───── Data for processing

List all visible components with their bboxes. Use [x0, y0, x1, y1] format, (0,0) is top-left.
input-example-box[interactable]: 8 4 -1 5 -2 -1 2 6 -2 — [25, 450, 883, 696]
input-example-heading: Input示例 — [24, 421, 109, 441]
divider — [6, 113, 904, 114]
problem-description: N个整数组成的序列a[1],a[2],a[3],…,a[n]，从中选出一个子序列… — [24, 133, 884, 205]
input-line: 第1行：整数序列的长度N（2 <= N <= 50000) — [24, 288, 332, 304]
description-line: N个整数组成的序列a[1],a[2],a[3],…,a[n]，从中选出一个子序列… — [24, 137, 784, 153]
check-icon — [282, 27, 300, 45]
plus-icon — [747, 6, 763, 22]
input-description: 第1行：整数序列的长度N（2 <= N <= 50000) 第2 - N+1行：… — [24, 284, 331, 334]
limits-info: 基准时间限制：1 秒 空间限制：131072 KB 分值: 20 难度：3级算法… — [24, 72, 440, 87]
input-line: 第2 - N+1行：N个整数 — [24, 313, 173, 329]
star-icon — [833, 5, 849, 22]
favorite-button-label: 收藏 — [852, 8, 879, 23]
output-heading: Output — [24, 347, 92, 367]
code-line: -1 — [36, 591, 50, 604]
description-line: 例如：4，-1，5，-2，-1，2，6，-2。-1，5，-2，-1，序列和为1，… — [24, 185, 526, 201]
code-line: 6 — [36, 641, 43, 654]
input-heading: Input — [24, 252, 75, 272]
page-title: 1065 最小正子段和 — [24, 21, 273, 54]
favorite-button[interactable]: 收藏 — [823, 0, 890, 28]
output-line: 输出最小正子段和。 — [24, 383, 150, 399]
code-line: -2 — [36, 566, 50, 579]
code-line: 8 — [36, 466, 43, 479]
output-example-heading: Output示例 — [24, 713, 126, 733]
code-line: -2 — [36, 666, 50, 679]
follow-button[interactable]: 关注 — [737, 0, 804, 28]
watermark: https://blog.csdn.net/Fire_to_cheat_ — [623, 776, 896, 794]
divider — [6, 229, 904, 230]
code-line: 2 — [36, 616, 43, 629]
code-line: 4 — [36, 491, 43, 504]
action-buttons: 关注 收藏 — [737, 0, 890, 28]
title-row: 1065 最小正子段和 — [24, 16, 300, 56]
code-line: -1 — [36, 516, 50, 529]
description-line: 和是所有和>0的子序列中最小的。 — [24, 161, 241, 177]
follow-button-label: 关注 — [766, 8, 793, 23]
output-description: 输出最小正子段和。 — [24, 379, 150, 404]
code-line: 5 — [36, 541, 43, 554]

──────────

Update the lines above by replacing each occurrence of "divider" with "separator", leaving everything else unchanged.

*Written solution*:
List all visible components with their bboxes. Use [x0, y0, x1, y1] format, (0,0) is top-left.
input-example-box[interactable]: 8 4 -1 5 -2 -1 2 6 -2 — [25, 450, 883, 696]
input-example-heading: Input示例 — [24, 421, 109, 441]
separator — [6, 113, 904, 114]
problem-description: N个整数组成的序列a[1],a[2],a[3],…,a[n]，从中选出一个子序列… — [24, 133, 884, 205]
input-line: 第1行：整数序列的长度N（2 <= N <= 50000) — [24, 288, 332, 304]
description-line: N个整数组成的序列a[1],a[2],a[3],…,a[n]，从中选出一个子序列… — [24, 137, 784, 153]
check-icon — [282, 27, 300, 45]
plus-icon — [747, 6, 763, 22]
input-description: 第1行：整数序列的长度N（2 <= N <= 50000) 第2 - N+1行：… — [24, 284, 331, 334]
limits-info: 基准时间限制：1 秒 空间限制：131072 KB 分值: 20 难度：3级算法… — [24, 72, 440, 87]
input-line: 第2 - N+1行：N个整数 — [24, 313, 173, 329]
star-icon — [833, 5, 849, 22]
favorite-button-label: 收藏 — [852, 8, 879, 23]
output-heading: Output — [24, 347, 92, 367]
code-line: -1 — [36, 591, 50, 604]
description-line: 例如：4，-1，5，-2，-1，2，6，-2。-1，5，-2，-1，序列和为1，… — [24, 185, 526, 201]
code-line: 6 — [36, 641, 43, 654]
input-heading: Input — [24, 252, 75, 272]
page-title: 1065 最小正子段和 — [24, 21, 273, 54]
favorite-button[interactable]: 收藏 — [823, 0, 890, 28]
output-line: 输出最小正子段和。 — [24, 383, 150, 399]
code-line: -2 — [36, 566, 50, 579]
code-line: 8 — [36, 466, 43, 479]
output-example-heading: Output示例 — [24, 713, 126, 733]
code-line: -2 — [36, 666, 50, 679]
follow-button[interactable]: 关注 — [737, 0, 804, 28]
watermark: https://blog.csdn.net/Fire_to_cheat_ — [623, 776, 896, 794]
separator — [6, 229, 904, 230]
code-line: 2 — [36, 616, 43, 629]
code-line: 4 — [36, 491, 43, 504]
action-buttons: 关注 收藏 — [737, 0, 890, 28]
title-row: 1065 最小正子段和 — [24, 16, 300, 56]
code-line: -1 — [36, 516, 50, 529]
description-line: 和是所有和>0的子序列中最小的。 — [24, 161, 241, 177]
follow-button-label: 关注 — [766, 8, 793, 23]
output-description: 输出最小正子段和。 — [24, 379, 150, 404]
code-line: 5 — [36, 541, 43, 554]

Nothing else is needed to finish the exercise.